◆ EXERCISE DIRECTIONS ◆
Retype each entry below, keeping every character the same.

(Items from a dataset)
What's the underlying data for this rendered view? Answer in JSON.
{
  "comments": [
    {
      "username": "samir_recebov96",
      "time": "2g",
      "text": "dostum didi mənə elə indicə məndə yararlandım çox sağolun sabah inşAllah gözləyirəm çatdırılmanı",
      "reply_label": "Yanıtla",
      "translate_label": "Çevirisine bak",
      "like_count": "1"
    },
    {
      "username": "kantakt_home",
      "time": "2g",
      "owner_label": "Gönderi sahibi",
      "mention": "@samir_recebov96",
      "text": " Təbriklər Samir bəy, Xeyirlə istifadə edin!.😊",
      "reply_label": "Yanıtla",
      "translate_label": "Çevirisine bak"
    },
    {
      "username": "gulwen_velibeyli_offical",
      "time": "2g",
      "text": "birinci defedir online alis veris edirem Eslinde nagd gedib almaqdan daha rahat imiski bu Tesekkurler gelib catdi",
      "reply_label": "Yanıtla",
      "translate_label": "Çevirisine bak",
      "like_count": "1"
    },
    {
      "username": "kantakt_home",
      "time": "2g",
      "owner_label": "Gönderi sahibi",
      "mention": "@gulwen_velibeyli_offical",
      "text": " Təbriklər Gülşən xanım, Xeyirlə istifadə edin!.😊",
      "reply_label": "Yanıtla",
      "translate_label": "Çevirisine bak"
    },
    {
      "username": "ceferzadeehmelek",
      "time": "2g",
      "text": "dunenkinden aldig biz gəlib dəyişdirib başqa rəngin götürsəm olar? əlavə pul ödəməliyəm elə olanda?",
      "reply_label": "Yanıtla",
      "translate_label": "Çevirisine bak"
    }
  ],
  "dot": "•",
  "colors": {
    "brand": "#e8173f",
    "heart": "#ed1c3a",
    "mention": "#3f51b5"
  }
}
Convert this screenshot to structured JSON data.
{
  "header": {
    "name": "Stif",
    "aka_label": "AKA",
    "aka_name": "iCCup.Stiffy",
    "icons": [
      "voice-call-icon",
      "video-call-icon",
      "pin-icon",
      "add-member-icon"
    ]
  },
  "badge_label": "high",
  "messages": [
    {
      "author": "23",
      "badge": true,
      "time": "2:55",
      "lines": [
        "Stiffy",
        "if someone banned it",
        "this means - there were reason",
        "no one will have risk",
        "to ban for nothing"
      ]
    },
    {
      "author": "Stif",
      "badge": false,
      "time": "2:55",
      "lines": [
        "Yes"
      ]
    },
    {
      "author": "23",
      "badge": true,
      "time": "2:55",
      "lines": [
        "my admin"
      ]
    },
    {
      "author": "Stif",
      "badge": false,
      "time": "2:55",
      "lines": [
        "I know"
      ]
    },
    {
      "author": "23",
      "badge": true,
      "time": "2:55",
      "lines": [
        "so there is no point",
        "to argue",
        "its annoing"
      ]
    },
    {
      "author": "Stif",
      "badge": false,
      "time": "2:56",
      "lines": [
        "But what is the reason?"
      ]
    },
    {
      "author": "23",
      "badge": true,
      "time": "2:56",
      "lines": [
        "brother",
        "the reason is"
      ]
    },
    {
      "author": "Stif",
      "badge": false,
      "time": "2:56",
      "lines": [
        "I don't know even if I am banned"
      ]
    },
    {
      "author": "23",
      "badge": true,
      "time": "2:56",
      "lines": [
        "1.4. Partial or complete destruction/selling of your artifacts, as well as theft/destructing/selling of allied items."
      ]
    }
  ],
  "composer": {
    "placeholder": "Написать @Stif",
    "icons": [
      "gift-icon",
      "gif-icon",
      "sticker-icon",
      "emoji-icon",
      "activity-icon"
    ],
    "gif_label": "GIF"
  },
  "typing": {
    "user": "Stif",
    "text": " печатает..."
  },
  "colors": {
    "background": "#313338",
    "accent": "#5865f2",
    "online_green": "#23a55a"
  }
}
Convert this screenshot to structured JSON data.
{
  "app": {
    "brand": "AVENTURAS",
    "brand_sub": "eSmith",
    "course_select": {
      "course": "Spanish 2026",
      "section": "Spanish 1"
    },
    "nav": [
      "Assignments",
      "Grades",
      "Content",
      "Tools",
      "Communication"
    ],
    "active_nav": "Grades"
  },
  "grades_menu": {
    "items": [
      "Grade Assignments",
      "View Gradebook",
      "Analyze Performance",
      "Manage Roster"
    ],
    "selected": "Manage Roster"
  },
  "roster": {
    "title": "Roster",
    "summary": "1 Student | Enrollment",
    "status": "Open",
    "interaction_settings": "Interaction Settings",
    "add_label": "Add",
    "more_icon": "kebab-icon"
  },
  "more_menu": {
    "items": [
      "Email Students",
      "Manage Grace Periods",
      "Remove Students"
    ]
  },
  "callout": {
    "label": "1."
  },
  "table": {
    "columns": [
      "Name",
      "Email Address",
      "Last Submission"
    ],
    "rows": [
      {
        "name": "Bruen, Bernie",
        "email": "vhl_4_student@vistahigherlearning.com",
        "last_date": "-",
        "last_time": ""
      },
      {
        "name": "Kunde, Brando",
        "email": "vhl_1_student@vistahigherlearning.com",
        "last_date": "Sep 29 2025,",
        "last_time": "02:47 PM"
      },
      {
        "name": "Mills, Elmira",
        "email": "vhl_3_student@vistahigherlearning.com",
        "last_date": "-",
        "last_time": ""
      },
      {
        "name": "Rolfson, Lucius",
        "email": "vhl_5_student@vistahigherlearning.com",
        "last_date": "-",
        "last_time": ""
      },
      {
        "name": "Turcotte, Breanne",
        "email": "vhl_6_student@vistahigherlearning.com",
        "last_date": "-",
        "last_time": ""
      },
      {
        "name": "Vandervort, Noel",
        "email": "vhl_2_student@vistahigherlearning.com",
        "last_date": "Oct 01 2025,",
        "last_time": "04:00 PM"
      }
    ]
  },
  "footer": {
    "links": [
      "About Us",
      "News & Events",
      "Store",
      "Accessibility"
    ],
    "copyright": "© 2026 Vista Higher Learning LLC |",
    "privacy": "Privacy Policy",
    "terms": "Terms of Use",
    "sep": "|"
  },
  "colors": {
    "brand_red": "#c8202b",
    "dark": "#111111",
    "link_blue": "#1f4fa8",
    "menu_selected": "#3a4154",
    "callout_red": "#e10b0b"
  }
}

◆ WRITTEN ANSWER ◆
What's the underlying data for this rendered view? Answer in JSON.
{
  "comments": [
    {
      "username": "samir_recebov96",
      "time": "2g",
      "text": "dostum didi mənə elə indicə məndə yararlandım çox sağolun sabah inşAllah gözləyirəm çatdırılmanı",
      "reply_label": "Yanıtla",
      "translate_label": "Çevirisine bak",
      "like_count": "1"
    },
    {
      "username": "kantakt_home",
      "time": "2g",
      "owner_label": "Gönderi sahibi",
      "mention": "@samir_recebov96",
      "text": " Təbriklər Samir bəy, Xeyirlə istifadə edin!.😊",
      "reply_label": "Yanıtla",
      "translate_label": "Çevirisine bak"
    },
    {
      "username": "gulwen_velibeyli_offical",
      "time": "2g",
      "text": "birinci defedir online alis veris edirem Eslinde nagd gedib almaqdan daha rahat imiski bu Tesekkurler gelib catdi",
      "reply_label": "Yanıtla",
      "translate_label": "Çevirisine bak",
      "like_count": "1"
    },
    {
      "username": "kantakt_home",
      "time": "2g",
      "owner_label": "Gönderi sahibi",
      "mention": "@gulwen_velibeyli_offical",
      "text": " Təbriklər Gülşən xanım, Xeyirlə istifadə edin!.😊",
      "reply_label": "Yanıtla",
      "translate_label": "Çevirisine bak"
    },
    {
      "username": "ceferzadeehmelek",
      "time": "2g",
      "text": "dunenkinden aldig biz gəlib dəyişdirib başqa rəngin götürsəm olar? əlavə pul ödəməliyəm elə olanda?",
      "reply_label": "Yanıtla",
      "translate_label": "Çevirisine bak"
    }
  ],
  "dot": "•",
  "colors": {
    "brand": "#e8173f",
    "heart": "#ed1c3a",
    "mention": "#3f51b5"
  }
}
Convert this screenshot to structured JSON data.
{
  "header": {
    "name": "Stif",
    "aka_label": "AKA",
    "aka_name": "iCCup.Stiffy",
    "icons": [
      "voice-call-icon",
      "video-call-icon",
      "pin-icon",
      "add-member-icon"
    ]
  },
  "badge_label": "high",
  "messages": [
    {
      "author": "23",
      "badge": true,
      "time": "2:55",
      "lines": [
        "Stiffy",
        "if someone banned it",
        "this means - there were reason",
        "no one will have risk",
        "to ban for nothing"
      ]
    },
    {
      "author": "Stif",
      "badge": false,
      "time": "2:55",
      "lines": [
        "Yes"
      ]
    },
    {
      "author": "23",
      "badge": true,
      "time": "2:55",
      "lines": [
        "my admin"
      ]
    },
    {
      "author": "Stif",
      "badge": false,
      "time": "2:55",
      "lines": [
        "I know"
      ]
    },
    {
      "author": "23",
      "badge": true,
      "time": "2:55",
      "lines": [
        "so there is no point",
        "to argue",
        "its annoing"
      ]
    },
    {
      "author": "Stif",
      "badge": false,
      "time": "2:56",
      "lines": [
        "But what is the reason?"
      ]
    },
    {
      "author": "23",
      "badge": true,
      "time": "2:56",
      "lines": [
        "brother",
        "the reason is"
      ]
    },
    {
      "author": "Stif",
      "badge": false,
      "time": "2:56",
      "lines": [
        "I don't know even if I am banned"
      ]
    },
    {
      "author": "23",
      "badge": true,
      "time": "2:56",
      "lines": [
        "1.4. Partial or complete destruction/selling of your artifacts, as well as theft/destructing/selling of allied items."
      ]
    }
  ],
  "composer": {
    "placeholder": "Написать @Stif",
    "icons": [
      "gift-icon",
      "gif-icon",
      "sticker-icon",
      "emoji-icon",
      "activity-icon"
    ],
    "gif_label": "GIF"
  },
  "typing": {
    "user": "Stif",
    "text": " печатает..."
  },
  "colors": {
    "background": "#313338",
    "accent": "#5865f2",
    "online_green": "#23a55a"
  }
}
Convert this screenshot to structured JSON data.
{
  "app": {
    "brand": "AVENTURAS",
    "brand_sub": "eSmith",
    "course_select": {
      "course": "Spanish 2026",
      "section": "Spanish 1"
    },
    "nav": [
      "Assignments",
      "Grades",
      "Content",
      "Tools",
      "Communication"
    ],
    "active_nav": "Grades"
  },
  "grades_menu": {
    "items": [
      "Grade Assignments",
      "View Gradebook",
      "Analyze Performance",
      "Manage Roster"
    ],
    "selected": "Manage Roster"
  },
  "roster": {
    "title": "Roster",
    "summary": "1 Student | Enrollment",
    "status": "Open",
    "interaction_settings": "Interaction Settings",
    "add_label": "Add",
    "more_icon": "kebab-icon"
  },
  "more_menu": {
    "items": [
      "Email Students",
      "Manage Grace Periods",
      "Remove Students"
    ]
  },
  "callout": {
    "label": "1."
  },
  "table": {
    "columns": [
      "Name",
      "Email Address",
      "Last Submission"
    ],
    "rows": [
      {
        "name": "Bruen, Bernie",
        "email": "vhl_4_student@vistahigherlearning.com",
        "last_date": "-",
        "last_time": ""
      },
      {
        "name": "Kunde, Brando",
        "email": "vhl_1_student@vistahigherlearning.com",
        "last_date": "Sep 29 2025,",
        "last_time": "02:47 PM"
      },
      {
        "name": "Mills, Elmira",
        "email": "vhl_3_student@vistahigherlearning.com",
        "last_date": "-",
        "last_time": ""
      },
      {
        "name": "Rolfson, Lucius",
        "email": "vhl_5_student@vistahigherlearning.com",
        "last_date": "-",
        "last_time": ""
      },
      {
        "name": "Turcotte, Breanne",
        "email": "vhl_6_student@vistahigherlearning.com",
        "last_date": "-",
        "last_time": ""
      },
      {
        "name": "Vandervort, Noel",
        "email": "vhl_2_student@vistahigherlearning.com",
        "last_date": "Oct 01 2025,",
        "last_time": "04:00 PM"
      }
    ]
  },
  "footer": {
    "links": [
      "About Us",
      "News & Events",
      "Store",
      "Accessibility"
    ],
    "copyright": "© 2026 Vista Higher Learning LLC |",
    "privacy": "Privacy Policy",
    "terms": "Terms of Use",
    "sep": "|"
  },
  "colors": {
    "brand_red": "#c8202b",
    "dark": "#111111",
    "link_blue": "#1f4fa8",
    "menu_selected": "#3a4154",
    "callout_red": "#e10b0b"
  }
}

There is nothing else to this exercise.